Each line below should be reproduced without any alteration.

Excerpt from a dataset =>
**********
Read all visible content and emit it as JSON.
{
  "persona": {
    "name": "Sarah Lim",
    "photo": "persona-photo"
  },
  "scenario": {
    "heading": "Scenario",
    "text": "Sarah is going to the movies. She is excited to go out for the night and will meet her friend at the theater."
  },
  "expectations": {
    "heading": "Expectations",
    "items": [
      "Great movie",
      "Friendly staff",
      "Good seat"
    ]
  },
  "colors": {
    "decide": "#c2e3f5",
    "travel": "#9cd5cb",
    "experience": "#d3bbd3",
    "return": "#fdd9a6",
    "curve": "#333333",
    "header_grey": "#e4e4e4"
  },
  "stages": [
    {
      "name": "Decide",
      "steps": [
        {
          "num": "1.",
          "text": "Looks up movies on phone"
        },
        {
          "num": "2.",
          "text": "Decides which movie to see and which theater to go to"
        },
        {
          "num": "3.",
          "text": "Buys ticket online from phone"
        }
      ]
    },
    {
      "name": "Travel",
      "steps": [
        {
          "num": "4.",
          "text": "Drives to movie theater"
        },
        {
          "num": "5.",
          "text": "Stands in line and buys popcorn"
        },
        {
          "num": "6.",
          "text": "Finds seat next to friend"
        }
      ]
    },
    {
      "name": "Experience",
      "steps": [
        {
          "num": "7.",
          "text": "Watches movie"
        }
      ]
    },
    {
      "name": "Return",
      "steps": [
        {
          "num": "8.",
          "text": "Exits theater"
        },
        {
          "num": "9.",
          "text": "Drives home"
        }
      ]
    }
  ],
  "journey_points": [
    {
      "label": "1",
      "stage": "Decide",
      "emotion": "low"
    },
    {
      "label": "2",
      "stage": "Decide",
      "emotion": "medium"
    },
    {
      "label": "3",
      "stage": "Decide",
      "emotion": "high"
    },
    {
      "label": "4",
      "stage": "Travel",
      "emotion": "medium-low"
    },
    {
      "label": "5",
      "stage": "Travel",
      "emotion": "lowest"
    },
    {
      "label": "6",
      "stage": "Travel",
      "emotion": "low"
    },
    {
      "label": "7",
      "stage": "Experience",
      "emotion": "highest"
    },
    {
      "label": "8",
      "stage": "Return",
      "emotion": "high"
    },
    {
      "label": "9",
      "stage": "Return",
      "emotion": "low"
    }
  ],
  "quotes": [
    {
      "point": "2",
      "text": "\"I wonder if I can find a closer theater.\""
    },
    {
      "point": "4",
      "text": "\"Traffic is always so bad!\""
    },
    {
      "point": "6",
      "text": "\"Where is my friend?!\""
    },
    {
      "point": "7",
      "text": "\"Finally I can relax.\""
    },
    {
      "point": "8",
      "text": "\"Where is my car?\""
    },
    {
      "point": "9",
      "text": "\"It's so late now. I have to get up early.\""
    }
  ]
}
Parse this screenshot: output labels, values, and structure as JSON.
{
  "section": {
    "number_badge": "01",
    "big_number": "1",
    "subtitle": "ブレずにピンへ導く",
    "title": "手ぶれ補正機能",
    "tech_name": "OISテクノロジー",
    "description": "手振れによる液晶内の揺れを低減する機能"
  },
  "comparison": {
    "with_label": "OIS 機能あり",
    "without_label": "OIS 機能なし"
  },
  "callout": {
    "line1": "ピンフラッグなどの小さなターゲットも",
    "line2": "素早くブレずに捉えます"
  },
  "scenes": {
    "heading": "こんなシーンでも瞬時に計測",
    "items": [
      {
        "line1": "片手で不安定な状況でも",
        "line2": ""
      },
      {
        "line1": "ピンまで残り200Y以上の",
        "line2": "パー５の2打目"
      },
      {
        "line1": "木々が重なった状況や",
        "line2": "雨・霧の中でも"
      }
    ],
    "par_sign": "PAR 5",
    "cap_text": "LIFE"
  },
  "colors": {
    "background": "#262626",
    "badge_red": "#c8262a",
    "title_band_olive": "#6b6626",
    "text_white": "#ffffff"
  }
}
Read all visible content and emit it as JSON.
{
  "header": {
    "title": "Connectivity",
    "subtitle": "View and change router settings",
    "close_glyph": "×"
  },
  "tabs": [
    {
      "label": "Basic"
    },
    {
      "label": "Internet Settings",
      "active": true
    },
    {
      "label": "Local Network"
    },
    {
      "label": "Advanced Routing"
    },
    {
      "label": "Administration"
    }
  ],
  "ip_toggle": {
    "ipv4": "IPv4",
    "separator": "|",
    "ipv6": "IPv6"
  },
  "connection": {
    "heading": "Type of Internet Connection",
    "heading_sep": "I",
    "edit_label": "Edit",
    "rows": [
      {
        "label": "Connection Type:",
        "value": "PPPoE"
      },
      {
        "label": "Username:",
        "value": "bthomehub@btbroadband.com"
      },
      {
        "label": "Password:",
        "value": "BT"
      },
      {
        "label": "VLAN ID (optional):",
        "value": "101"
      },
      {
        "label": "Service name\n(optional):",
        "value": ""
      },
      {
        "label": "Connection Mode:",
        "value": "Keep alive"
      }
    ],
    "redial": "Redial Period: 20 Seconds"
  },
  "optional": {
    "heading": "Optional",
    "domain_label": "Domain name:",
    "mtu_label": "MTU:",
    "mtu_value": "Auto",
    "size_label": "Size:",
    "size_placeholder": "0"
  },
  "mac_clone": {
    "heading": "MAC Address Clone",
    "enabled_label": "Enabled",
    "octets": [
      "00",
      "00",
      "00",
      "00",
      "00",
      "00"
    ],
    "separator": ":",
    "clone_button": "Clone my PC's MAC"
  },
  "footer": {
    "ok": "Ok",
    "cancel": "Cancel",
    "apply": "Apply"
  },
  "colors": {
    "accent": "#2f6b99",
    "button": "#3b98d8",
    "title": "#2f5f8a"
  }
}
**********
Solution to this problem =>
Read all visible content and emit it as JSON.
{
  "persona": {
    "name": "Sarah Lim",
    "photo": "persona-photo"
  },
  "scenario": {
    "heading": "Scenario",
    "text": "Sarah is going to the movies. She is excited to go out for the night and will meet her friend at the theater."
  },
  "expectations": {
    "heading": "Expectations",
    "items": [
      "Great movie",
      "Friendly staff",
      "Good seat"
    ]
  },
  "colors": {
    "decide": "#c2e3f5",
    "travel": "#9cd5cb",
    "experience": "#d3bbd3",
    "return": "#fdd9a6",
    "curve": "#333333",
    "header_grey": "#e4e4e4"
  },
  "stages": [
    {
      "name": "Decide",
      "steps": [
        {
          "num": "1.",
          "text": "Looks up movies on phone"
        },
        {
          "num": "2.",
          "text": "Decides which movie to see and which theater to go to"
        },
        {
          "num": "3.",
          "text": "Buys ticket online from phone"
        }
      ]
    },
    {
      "name": "Travel",
      "steps": [
        {
          "num": "4.",
          "text": "Drives to movie theater"
        },
        {
          "num": "5.",
          "text": "Stands in line and buys popcorn"
        },
        {
          "num": "6.",
          "text": "Finds seat next to friend"
        }
      ]
    },
    {
      "name": "Experience",
      "steps": [
        {
          "num": "7.",
          "text": "Watches movie"
        }
      ]
    },
    {
      "name": "Return",
      "steps": [
        {
          "num": "8.",
          "text": "Exits theater"
        },
        {
          "num": "9.",
          "text": "Drives home"
        }
      ]
    }
  ],
  "journey_points": [
    {
      "label": "1",
      "stage": "Decide",
      "emotion": "low"
    },
    {
      "label": "2",
      "stage": "Decide",
      "emotion": "medium"
    },
    {
      "label": "3",
      "stage": "Decide",
      "emotion": "high"
    },
    {
      "label": "4",
      "stage": "Travel",
      "emotion": "medium-low"
    },
    {
      "label": "5",
      "stage": "Travel",
      "emotion": "lowest"
    },
    {
      "label": "6",
      "stage": "Travel",
      "emotion": "low"
    },
    {
      "label": "7",
      "stage": "Experience",
      "emotion": "highest"
    },
    {
      "label": "8",
      "stage": "Return",
      "emotion": "high"
    },
    {
      "label": "9",
      "stage": "Return",
      "emotion": "low"
    }
  ],
  "quotes": [
    {
      "point": "2",
      "text": "\"I wonder if I can find a closer theater.\""
    },
    {
      "point": "4",
      "text": "\"Traffic is always so bad!\""
    },
    {
      "point": "6",
      "text": "\"Where is my friend?!\""
    },
    {
      "point": "7",
      "text": "\"Finally I can relax.\""
    },
    {
      "point": "8",
      "text": "\"Where is my car?\""
    },
    {
      "point": "9",
      "text": "\"It's so late now. I have to get up early.\""
    }
  ]
}
Parse this screenshot: output labels, values, and structure as JSON.
{
  "section": {
    "number_badge": "01",
    "big_number": "1",
    "subtitle": "ブレずにピンへ導く",
    "title": "手ぶれ補正機能",
    "tech_name": "OISテクノロジー",
    "description": "手振れによる液晶内の揺れを低減する機能"
  },
  "comparison": {
    "with_label": "OIS 機能あり",
    "without_label": "OIS 機能なし"
  },
  "callout": {
    "line1": "ピンフラッグなどの小さなターゲットも",
    "line2": "素早くブレずに捉えます"
  },
  "scenes": {
    "heading": "こんなシーンでも瞬時に計測",
    "items": [
      {
        "line1": "片手で不安定な状況でも",
        "line2": ""
      },
      {
        "line1": "ピンまで残り200Y以上の",
        "line2": "パー５の2打目"
      },
      {
        "line1": "木々が重なった状況や",
        "line2": "雨・霧の中でも"
      }
    ],
    "par_sign": "PAR 5",
    "cap_text": "LIFE"
  },
  "colors": {
    "background": "#262626",
    "badge_red": "#c8262a",
    "title_band_olive": "#6b6626",
    "text_white": "#ffffff"
  }
}
Read all visible content and emit it as JSON.
{
  "header": {
    "title": "Connectivity",
    "subtitle": "View and change router settings",
    "close_glyph": "×"
  },
  "tabs": [
    {
      "label": "Basic"
    },
    {
      "label": "Internet Settings",
      "active": true
    },
    {
      "label": "Local Network"
    },
    {
      "label": "Advanced Routing"
    },
    {
      "label": "Administration"
    }
  ],
  "ip_toggle": {
    "ipv4": "IPv4",
    "separator": "|",
    "ipv6": "IPv6"
  },
  "connection": {
    "heading": "Type of Internet Connection",
    "heading_sep": "I",
    "edit_label": "Edit",
    "rows": [
      {
        "label": "Connection Type:",
        "value": "PPPoE"
      },
      {
        "label": "Username:",
        "value": "bthomehub@btbroadband.com"
      },
      {
        "label": "Password:",
        "value": "BT"
      },
      {
        "label": "VLAN ID (optional):",
        "value": "101"
      },
      {
        "label": "Service name\n(optional):",
        "value": ""
      },
      {
        "label": "Connection Mode:",
        "value": "Keep alive"
      }
    ],
    "redial": "Redial Period: 20 Seconds"
  },
  "optional": {
    "heading": "Optional",
    "domain_label": "Domain name:",
    "mtu_label": "MTU:",
    "mtu_value": "Auto",
    "size_label": "Size:",
    "size_placeholder": "0"
  },
  "mac_clone": {
    "heading": "MAC Address Clone",
    "enabled_label": "Enabled",
    "octets": [
      "00",
      "00",
      "00",
      "00",
      "00",
      "00"
    ],
    "separator": ":",
    "clone_button": "Clone my PC's MAC"
  },
  "footer": {
    "ok": "Ok",
    "cancel": "Cancel",
    "apply": "Apply"
  },
  "colors": {
    "accent": "#2f6b99",
    "button": "#3b98d8",
    "title": "#2f5f8a"
  }
}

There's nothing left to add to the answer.